--- Records shown ---

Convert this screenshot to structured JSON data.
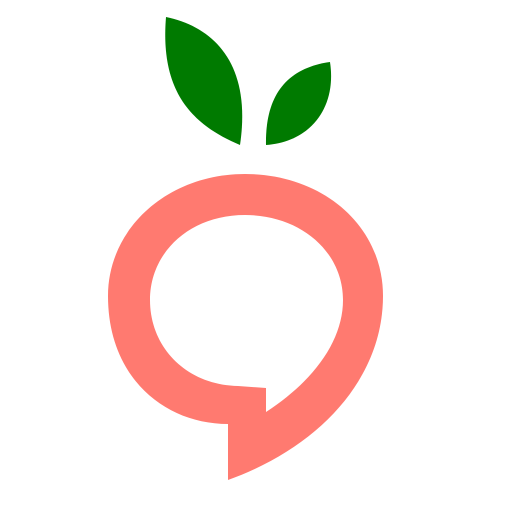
{
  "app_icon": {
    "icon": "peach-speech-bubble-icon",
    "colors": {
      "bubble": "#FF7A70",
      "leaf": "#007A00",
      "background": "#FFFFFF"
    }
  }
}
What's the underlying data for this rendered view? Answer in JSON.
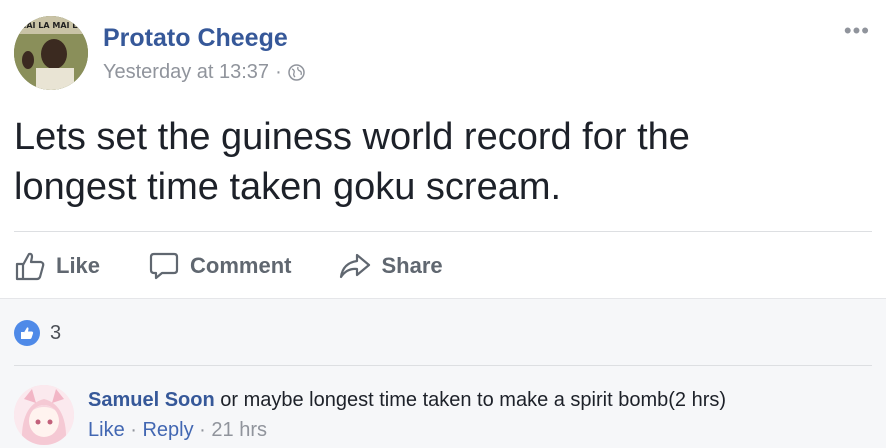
{
  "post": {
    "author": "Protato Cheege",
    "timestamp": "Yesterday at 13:37",
    "separator": "·",
    "privacy_icon": "globe-icon",
    "more_label": "•••",
    "avatar_caption": "MAI LA MAI LA",
    "text_line1": "Lets set the guiness world record for the",
    "text_line2": "longest time taken goku scream."
  },
  "actions": {
    "like_label": "Like",
    "comment_label": "Comment",
    "share_label": "Share"
  },
  "reactions": {
    "icon": "like-reaction-icon",
    "count": "3"
  },
  "comment": {
    "author": "Samuel Soon",
    "text": " or maybe longest time taken to make a spirit bomb(2 hrs)",
    "like_label": "Like",
    "dot": " · ",
    "reply_label": "Reply",
    "time": "21 hrs"
  },
  "colors": {
    "link_blue": "#365899",
    "accent_blue": "#4267b2",
    "reaction_blue": "#4f8ae8",
    "muted": "#90949c",
    "action_grey": "#606770",
    "comments_bg": "#f6f7f9"
  }
}
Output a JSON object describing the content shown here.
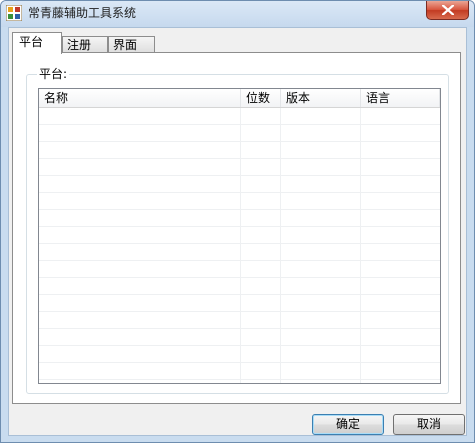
{
  "window": {
    "title": "常青藤辅助工具系统",
    "app_icon": "grid-app-icon",
    "close_icon": "close-icon",
    "close_button_color": "#c9452c"
  },
  "tabs": [
    {
      "label": "平台",
      "active": true
    },
    {
      "label": "注册",
      "active": false
    },
    {
      "label": "界面",
      "active": false
    }
  ],
  "platform_panel": {
    "group_label": "平台:",
    "list": {
      "columns": [
        "名称",
        "位数",
        "版本",
        "语言"
      ],
      "rows": []
    }
  },
  "buttons": {
    "ok_label": "确定",
    "cancel_label": "取消"
  }
}
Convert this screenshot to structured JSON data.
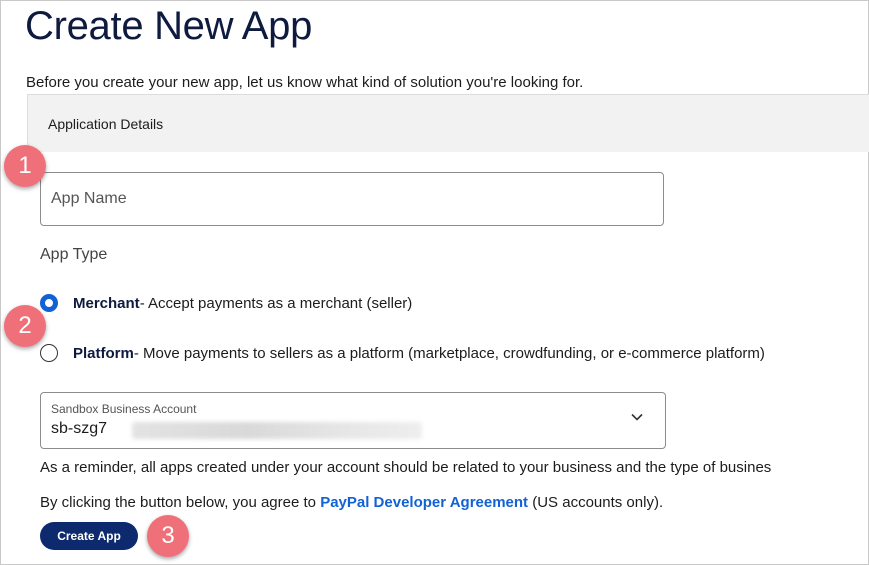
{
  "page": {
    "title": "Create New App",
    "intro": "Before you create your new app, let us know what kind of solution you're looking for."
  },
  "section": {
    "title": "Application Details"
  },
  "form": {
    "app_name_placeholder": "App Name",
    "app_type_label": "App Type",
    "options": [
      {
        "title": "Merchant",
        "description": " - Accept payments as a merchant (seller)",
        "selected": true
      },
      {
        "title": "Platform",
        "description": " - Move payments to sellers as a platform (marketplace, crowdfunding, or e-commerce platform)",
        "selected": false
      }
    ],
    "sandbox": {
      "label": "Sandbox Business Account",
      "value": "sb-szg7"
    },
    "reminder": "As a reminder, all apps created under your account should be related to your business and the type of busines",
    "agree_prefix": "By clicking the button below, you agree to ",
    "agree_link": "PayPal Developer Agreement",
    "agree_suffix": " (US accounts only).",
    "create_button": "Create App"
  },
  "markers": [
    "1",
    "2",
    "3"
  ],
  "colors": {
    "accent": "#1262d6",
    "button": "#0e2a6f",
    "marker": "#f0707a",
    "title": "#0e1a3e"
  }
}
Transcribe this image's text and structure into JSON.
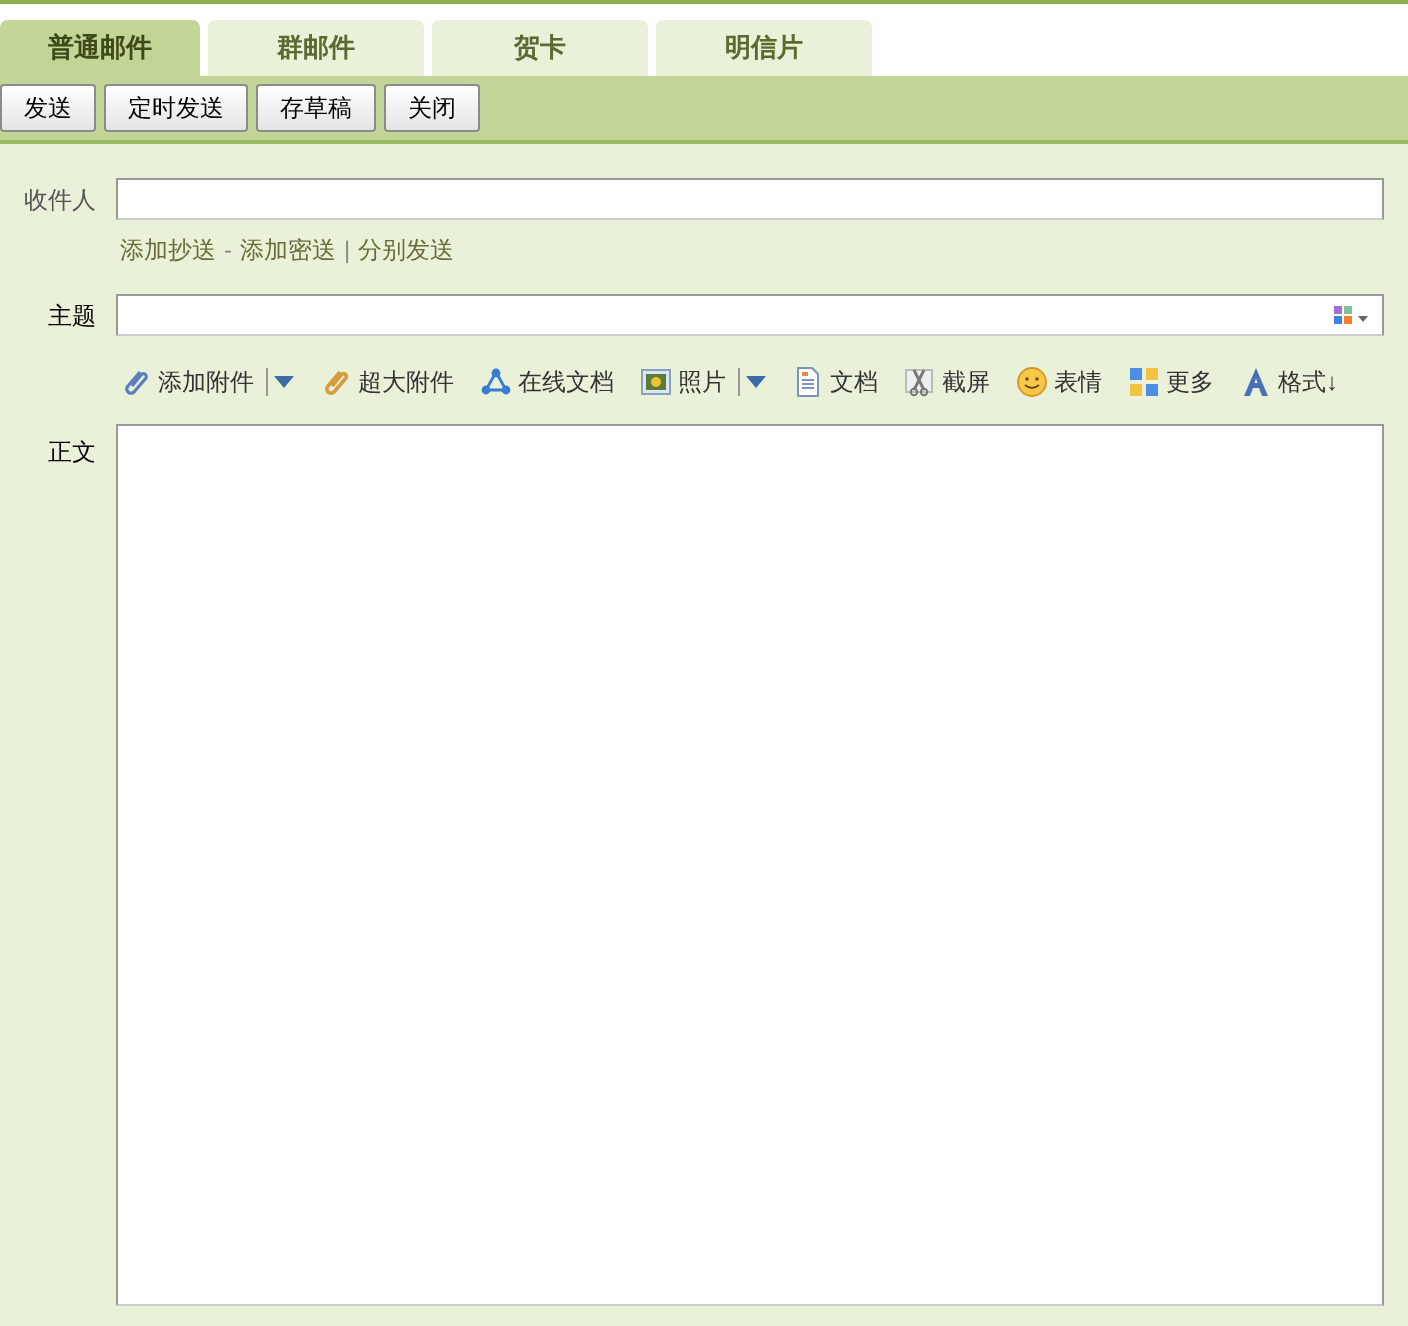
{
  "tabs": [
    {
      "label": "普通邮件",
      "selected": true
    },
    {
      "label": "群邮件",
      "selected": false
    },
    {
      "label": "贺卡",
      "selected": false
    },
    {
      "label": "明信片",
      "selected": false
    }
  ],
  "actions": [
    "发送",
    "定时发送",
    "存草稿",
    "关闭"
  ],
  "recipient": {
    "label": "收件人"
  },
  "recipient_links": [
    {
      "kind": "link",
      "text": "添加抄送"
    },
    {
      "kind": "separator",
      "text": "-"
    },
    {
      "kind": "link",
      "text": "添加密送"
    },
    {
      "kind": "separator",
      "text": "|"
    },
    {
      "kind": "link",
      "text": "分别发送"
    }
  ],
  "subject": {
    "label": "主题"
  },
  "insert_toolbar": [
    {
      "kind": "paperclip",
      "label": "添加附件",
      "dropdown": true
    },
    {
      "kind": "bigclip",
      "label": "超大附件",
      "dropdown": false
    },
    {
      "kind": "share",
      "label": "在线文档",
      "dropdown": false
    },
    {
      "kind": "photo",
      "label": "照片",
      "dropdown": true
    },
    {
      "kind": "document",
      "label": "文档",
      "dropdown": false
    },
    {
      "kind": "scissors",
      "label": "截屏",
      "dropdown": false
    },
    {
      "kind": "smiley",
      "label": "表情",
      "dropdown": false
    },
    {
      "kind": "grid",
      "label": "更多",
      "dropdown": false
    },
    {
      "kind": "font",
      "label": "格式↓",
      "dropdown": false
    }
  ],
  "body": {
    "label": "正文"
  }
}
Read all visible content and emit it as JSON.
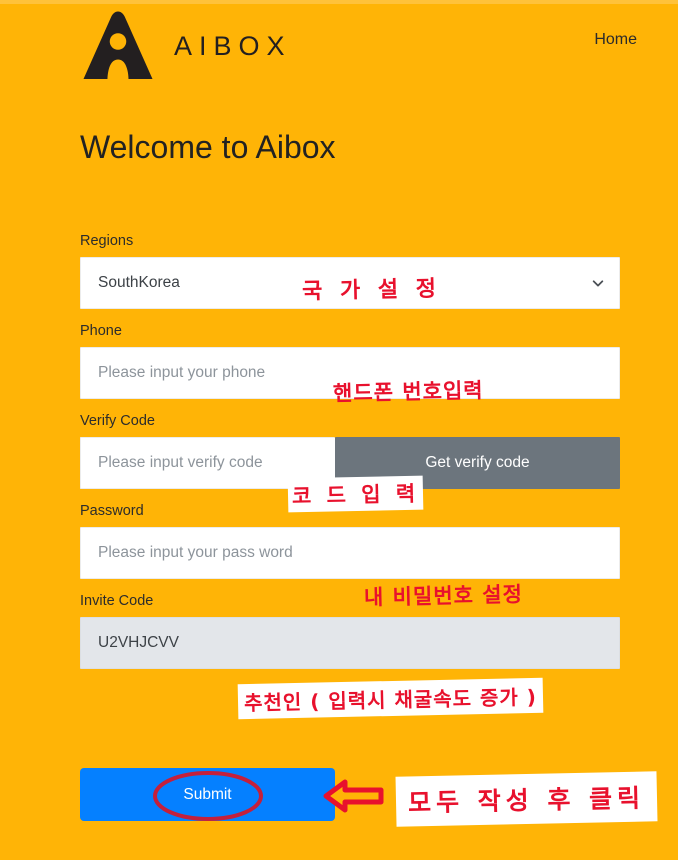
{
  "theme": {
    "background": "#FFB406",
    "field_background": "#FFFFFF",
    "field_disabled_background": "#E3E6EA",
    "secondary_button": "#6C757D",
    "primary_button": "#0580FF",
    "annotation_color": "#E8112D",
    "text_color": "#2c2c2c"
  },
  "header": {
    "logo_icon": "aibox-a-logo-icon",
    "brand": "AIBOX",
    "nav": {
      "home_label": "Home"
    }
  },
  "main": {
    "title": "Welcome to Aibox"
  },
  "form": {
    "regions": {
      "label": "Regions",
      "selected": "SouthKorea",
      "chevron_icon": "chevron-down-icon"
    },
    "phone": {
      "label": "Phone",
      "value": "",
      "placeholder": "Please input your phone"
    },
    "verify_code": {
      "label": "Verify Code",
      "value": "",
      "placeholder": "Please input verify code",
      "button_label": "Get verify code"
    },
    "password": {
      "label": "Password",
      "value": "",
      "placeholder": "Please input your pass word"
    },
    "invite_code": {
      "label": "Invite Code",
      "value": "U2VHJCVV",
      "placeholder": ""
    },
    "submit": {
      "label": "Submit"
    }
  },
  "annotations": {
    "regions": "국 가 설 정",
    "phone": "핸드폰 번호입력",
    "verify_code": "코 드 입 력",
    "password": "내 비밀번호 설정",
    "invite_code": "추천인 ( 입력시 채굴속도 증가 )",
    "submit": "모두 작성 후 클릭",
    "arrow_icon": "left-arrow-annotation-icon",
    "ellipse_icon": "ellipse-highlight-annotation-icon"
  }
}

---

> [Set exercise] Each record above should come back exactly the same, only without its pictures.

> [Solved problem]
Convert this screenshot to structured JSON data.
{
  "app_icon": {
    "icon": "peach-speech-bubble-icon",
    "colors": {
      "bubble": "#FF7A70",
      "leaf": "#007A00",
      "background": "#FFFFFF"
    }
  }
}
What's the underlying data for this rendered view? Answer in JSON.
{
  "post": {
    "author": "Protato Cheege",
    "timestamp": "Yesterday at 13:37",
    "separator": "·",
    "privacy_icon": "globe-icon",
    "more_label": "•••",
    "avatar_caption": "MAI LA MAI LA",
    "text_line1": "Lets set the guiness world record for the",
    "text_line2": "longest time taken goku scream."
  },
  "actions": {
    "like_label": "Like",
    "comment_label": "Comment",
    "share_label": "Share"
  },
  "reactions": {
    "icon": "like-reaction-icon",
    "count": "3"
  },
  "comment": {
    "author": "Samuel Soon",
    "text": " or maybe longest time taken to make a spirit bomb(2 hrs)",
    "like_label": "Like",
    "dot": " · ",
    "reply_label": "Reply",
    "time": "21 hrs"
  },
  "colors": {
    "link_blue": "#365899",
    "accent_blue": "#4267b2",
    "reaction_blue": "#4f8ae8",
    "muted": "#90949c",
    "action_grey": "#606770",
    "comments_bg": "#f6f7f9"
  }
}
Output a JSON object describing the content shown here.
{
  "window": {
    "title": "常青藤辅助工具系统",
    "app_icon": "grid-app-icon",
    "close_icon": "close-icon",
    "close_button_color": "#c9452c"
  },
  "tabs": [
    {
      "label": "平台",
      "active": true
    },
    {
      "label": "注册",
      "active": false
    },
    {
      "label": "界面",
      "active": false
    }
  ],
  "platform_panel": {
    "group_label": "平台:",
    "list": {
      "columns": [
        "名称",
        "位数",
        "版本",
        "语言"
      ],
      "rows": []
    }
  },
  "buttons": {
    "ok_label": "确定",
    "cancel_label": "取消"
  }
}
Convert this screenshot to structured JSON data.
{
  "page": {
    "title": "Create New App",
    "intro": "Before you create your new app, let us know what kind of solution you're looking for."
  },
  "section": {
    "title": "Application Details"
  },
  "form": {
    "app_name_placeholder": "App Name",
    "app_type_label": "App Type",
    "options": [
      {
        "title": "Merchant",
        "description": " - Accept payments as a merchant (seller)",
        "selected": true
      },
      {
        "title": "Platform",
        "description": " - Move payments to sellers as a platform (marketplace, crowdfunding, or e-commerce platform)",
        "selected": false
      }
    ],
    "sandbox": {
      "label": "Sandbox Business Account",
      "value": "sb-szg7"
    },
    "reminder": "As a reminder, all apps created under your account should be related to your business and the type of busines",
    "agree_prefix": "By clicking the button below, you agree to ",
    "agree_link": "PayPal Developer Agreement",
    "agree_suffix": " (US accounts only).",
    "create_button": "Create App"
  },
  "markers": [
    "1",
    "2",
    "3"
  ],
  "colors": {
    "accent": "#1262d6",
    "button": "#0e2a6f",
    "marker": "#f0707a",
    "title": "#0e1a3e"
  }
}
Transcribe this image's text and structure into JSON.
{
  "tabs": [
    {
      "label": "普通邮件",
      "selected": true
    },
    {
      "label": "群邮件",
      "selected": false
    },
    {
      "label": "贺卡",
      "selected": false
    },
    {
      "label": "明信片",
      "selected": false
    }
  ],
  "actions": [
    "发送",
    "定时发送",
    "存草稿",
    "关闭"
  ],
  "recipient": {
    "label": "收件人"
  },
  "recipient_links": [
    {
      "kind": "link",
      "text": "添加抄送"
    },
    {
      "kind": "separator",
      "text": "-"
    },
    {
      "kind": "link",
      "text": "添加密送"
    },
    {
      "kind": "separator",
      "text": "|"
    },
    {
      "kind": "link",
      "text": "分别发送"
    }
  ],
  "subject": {
    "label": "主题"
  },
  "insert_toolbar": [
    {
      "kind": "paperclip",
      "label": "添加附件",
      "dropdown": true
    },
    {
      "kind": "bigclip",
      "label": "超大附件",
      "dropdown": false
    },
    {
      "kind": "share",
      "label": "在线文档",
      "dropdown": false
    },
    {
      "kind": "photo",
      "label": "照片",
      "dropdown": true
    },
    {
      "kind": "document",
      "label": "文档",
      "dropdown": false
    },
    {
      "kind": "scissors",
      "label": "截屏",
      "dropdown": false
    },
    {
      "kind": "smiley",
      "label": "表情",
      "dropdown": false
    },
    {
      "kind": "grid",
      "label": "更多",
      "dropdown": false
    },
    {
      "kind": "font",
      "label": "格式↓",
      "dropdown": false
    }
  ],
  "body": {
    "label": "正文"
  }
}
Read all visible content and emit it as JSON.
{
  "theme": {
    "background": "#FFB406",
    "field_background": "#FFFFFF",
    "field_disabled_background": "#E3E6EA",
    "secondary_button": "#6C757D",
    "primary_button": "#0580FF",
    "annotation_color": "#E8112D",
    "text_color": "#2c2c2c"
  },
  "header": {
    "logo_icon": "aibox-a-logo-icon",
    "brand": "AIBOX",
    "nav": {
      "home_label": "Home"
    }
  },
  "main": {
    "title": "Welcome to Aibox"
  },
  "form": {
    "regions": {
      "label": "Regions",
      "selected": "SouthKorea",
      "chevron_icon": "chevron-down-icon"
    },
    "phone": {
      "label": "Phone",
      "value": "",
      "placeholder": "Please input your phone"
    },
    "verify_code": {
      "label": "Verify Code",
      "value": "",
      "placeholder": "Please input verify code",
      "button_label": "Get verify code"
    },
    "password": {
      "label": "Password",
      "value": "",
      "placeholder": "Please input your pass word"
    },
    "invite_code": {
      "label": "Invite Code",
      "value": "U2VHJCVV",
      "placeholder": ""
    },
    "submit": {
      "label": "Submit"
    }
  },
  "annotations": {
    "regions": "국 가 설 정",
    "phone": "핸드폰 번호입력",
    "verify_code": "코 드 입 력",
    "password": "내 비밀번호 설정",
    "invite_code": "추천인 ( 입력시 채굴속도 증가 )",
    "submit": "모두 작성 후 클릭",
    "arrow_icon": "left-arrow-annotation-icon",
    "ellipse_icon": "ellipse-highlight-annotation-icon"
  }
}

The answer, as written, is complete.